● **Exercise prompt**
Locate every line below that contains the word "obtención" and copy it.

Saved entries
=====

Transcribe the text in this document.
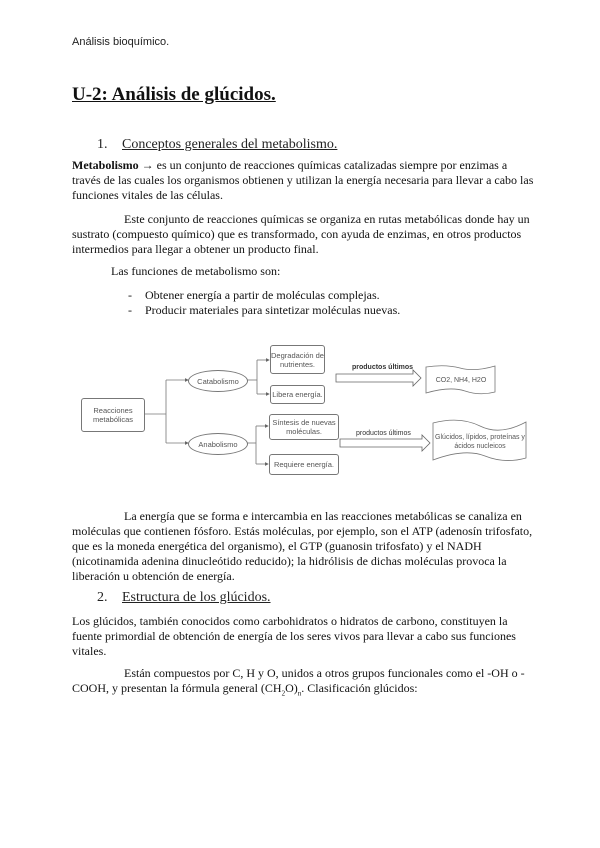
Análisis bioquímico.
U-2: Análisis de glúcidos.
1. Conceptos generales del metabolismo.

Metabolismo → es un conjunto de reacciones químicas catalizadas siempre por enzimas a través de las cuales los organismos obtienen y utilizan la energía necesaria para llevar a cabo las funciones vitales de las células.

Este conjunto de reacciones químicas se organiza en rutas metabólicas donde hay un sustrato (compuesto químico) que es transformado, con ayuda de enzimas, en otros productos intermedios para llegar a obtener un producto final.

Las funciones de metabolismo son:
- Obtener energía a partir de moléculas complejas.
- Producir materiales para sintetizar moléculas nuevas.
Reacciones metabólicas
Catabolismo
Anabolismo
Degradación de nutrientes.
Libera energía.
Síntesis de nuevas moléculas.
Requiere energía.
productos últimos
productos últimos
CO2, NH4, H2O
Glúcidos, lípidos, proteínas y ácidos nucleicos

La energía que se forma e intercambia en las reacciones metabólicas se canaliza en moléculas que contienen fósforo. Estás moléculas, por ejemplo, son el ATP (adenosín trifosfato, que es la moneda energética del organismo), el GTP (guanosin trifosfato) y el NADH (nicotinamida adenina dinucleótido reducido); la hidrólisis de dichas moléculas provoca la liberación u obtención de energía.

2. Estructura de los glúcidos.

Los glúcidos, también conocidos como carbohidratos o hidratos de carbono, constituyen la fuente primordial de obtención de energía de los seres vivos para llevar a cabo sus funciones vitales.

Están compuestos por C, H y O, unidos a otros grupos funcionales como el -OH o -COOH, y presentan la fórmula general $(CH_2O)_n$. Clasificación glúcidos:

=====

● **Response to the task**
La energía que se forma e intercambia en las reacciones metabólicas se canaliza en moléculas que contienen fósforo. Estás moléculas, por ejemplo, son el ATP (adenosín trifosfato, que es la moneda energética del organismo), el GTP (guanosin trifosfato) y el NADH (nicotinamida adenina dinucleótido reducido); la hidrólisis de dichas moléculas provoca la liberación u obtención de energía.
Los glúcidos, también conocidos como carbohidratos o hidratos de carbono, constituyen la fuente primordial de obtención de energía de los seres vivos para llevar a cabo sus funciones vitales.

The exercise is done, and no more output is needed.